• Request: Show all lines holding "elvek".

• The input:
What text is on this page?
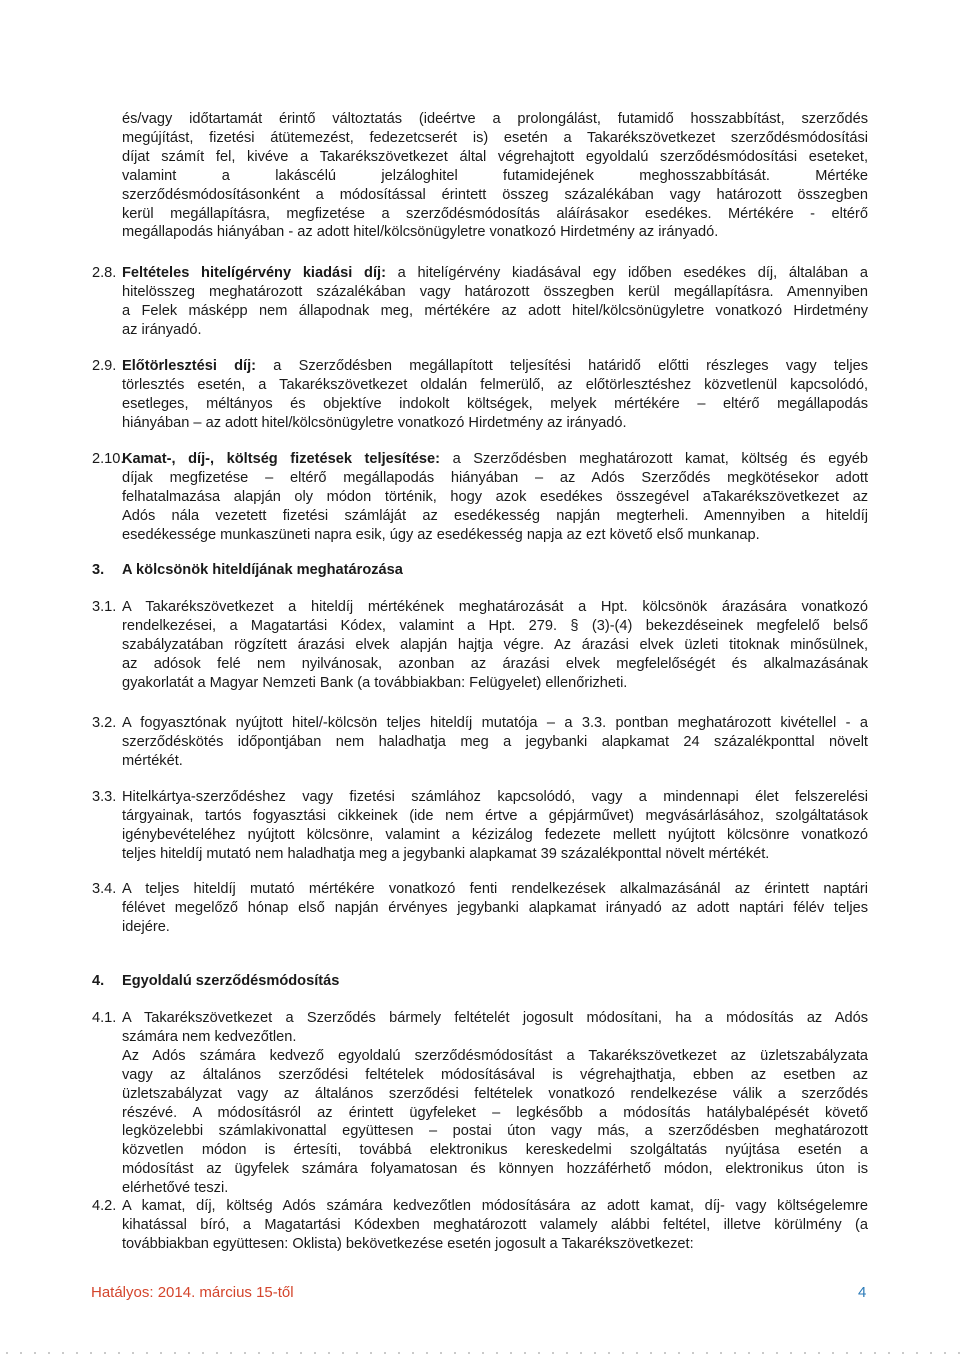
és/vagy időtartamát érintő változtatás (ideértve a prolongálást, futamidő hosszabbítást, szerződés
megújítást, fizetési átütemezést, fedezetcserét is) esetén a Takarékszövetkezet szerződésmódosítási
díjat számít fel, kivéve a Takarékszövetkezet által végrehajtott egyoldalú szerződésmódosítási eseteket,
valamint a lakáscélú jelzáloghitel futamidejének meghosszabbítását. Mértéke
szerződésmódosításonként a módosítással érintett összeg százalékában vagy határozott összegben
kerül megállapításra, megfizetése a szerződésmódosítás aláírásakor esedékes. Mértékére - eltérő
megállapodás hiányában - az adott hitel/kölcsönügyletre vonatkozó Hirdetmény az irányadó.
2.8. Feltételes hitelígérvény kiadási díj: a hitelígérvény kiadásával egy időben esedékes díj, általában a
hitelösszeg meghatározott százalékában vagy határozott összegben kerül megállapításra. Amennyiben
a Felek másképp nem állapodnak meg, mértékére az adott hitel/kölcsönügyletre vonatkozó Hirdetmény
az irányadó.
2.9. Előtörlesztési díj: a Szerződésben megállapított teljesítési határidő előtti részleges vagy teljes
törlesztés esetén, a Takarékszövetkezet oldalán felmerülő, az előtörlesztéshez közvetlenül kapcsolódó,
esetleges, méltányos és objektíve indokolt költségek, melyek mértékére – eltérő megállapodás
hiányában – az adott hitel/kölcsönügyletre vonatkozó Hirdetmény az irányadó.
2.10.
Kamat-, díj-, költség fizetések teljesítése: a Szerződésben meghatározott kamat, költség és egyéb
díjak megfizetése – eltérő megállapodás hiányában – az Adós Szerződés megkötésekor adott
felhatalmazása alapján oly módon történik, hogy azok esedékes összegével aTakarékszövetkezet az
Adós nála vezetett fizetési számláját az esedékesség napján megterheli. Amennyiben a hiteldíj
esedékessége munkaszüneti napra esik, úgy az esedékesség napja az ezt követő első munkanap.
3. A kölcsönök hiteldíjának meghatározása
3.1. A Takarékszövetkezet a hiteldíj mértékének meghatározását a Hpt. kölcsönök árazására vonatkozó
rendelkezései, a Magatartási Kódex, valamint a Hpt. 279. § (3)-(4) bekezdéseinek megfelelő belső
szabályzatában rögzített árazási elvek alapján hajtja végre. Az árazási elvek üzleti titoknak minősülnek,
az adósok felé nem nyilvánosak, azonban az árazási elvek megfelelőségét és alkalmazásának
gyakorlatát a Magyar Nemzeti Bank (a továbbiakban: Felügyelet) ellenőrizheti.
3.2. A fogyasztónak nyújtott hitel/-kölcsön teljes hiteldíj mutatója – a 3.3. pontban meghatározott kivétellel - a
szerződéskötés időpontjában nem haladhatja meg a jegybanki alapkamat 24 százalékponttal növelt
mértékét.
3.3. Hitelkártya-szerződéshez vagy fizetési számlához kapcsolódó, vagy a mindennapi élet felszerelési
tárgyainak, tartós fogyasztási cikkeinek (ide nem értve a gépjárművet) megvásárlásához, szolgáltatások
igénybevételéhez nyújtott kölcsönre, valamint a kézizálog fedezete mellett nyújtott kölcsönre vonatkozó
teljes hiteldíj mutató nem haladhatja meg a jegybanki alapkamat 39 százalékponttal növelt mértékét.
3.4. A teljes hiteldíj mutató mértékére vonatkozó fenti rendelkezések alkalmazásánál az érintett naptári
félévet megelőző hónap első napján érvényes jegybanki alapkamat irányadó az adott naptári félév teljes
idejére.
4. Egyoldalú szerződésmódosítás
4.1. A Takarékszövetkezet a Szerződés bármely feltételét jogosult módosítani, ha a módosítás az Adós
számára nem kedvezőtlen.
Az Adós számára kedvező egyoldalú szerződésmódosítást a Takarékszövetkezet az üzletszabályzata
vagy az általános szerződési feltételek módosításával is végrehajthatja, ebben az esetben az
üzletszabályzat vagy az általános szerződési feltételek vonatkozó rendelkezése válik a szerződés
részévé. A módosításról az érintett ügyfeleket – legkésőbb a módosítás hatálybalépését követő
legközelebbi számlakivonattal együttesen – postai úton vagy más, a szerződésben meghatározott
közvetlen módon is értesíti, továbbá elektronikus kereskedelmi szolgáltatás nyújtása esetén a
módosítást az ügyfelek számára folyamatosan és könnyen hozzáférhető módon, elektronikus úton is
elérhetővé teszi.
4.2. A kamat, díj, költség Adós számára kedvezőtlen módosítására az adott kamat, díj- vagy költségelemre
kihatással bíró, a Magatartási Kódexben meghatározott valamely alábbi feltétel, illetve körülmény (a
továbbiakban együttesen: Oklista) bekövetkezése esetén jogosult a Takarékszövetkezet:
Hatályos: 2014. március 15-től	4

• Result below:
szabályzatában rögzített árazási elvek alapján hajtja végre. Az árazási elvek üzleti titoknak minősülnek,
az adósok felé nem nyilvánosak, azonban az árazási elvek megfelelőségét és alkalmazásának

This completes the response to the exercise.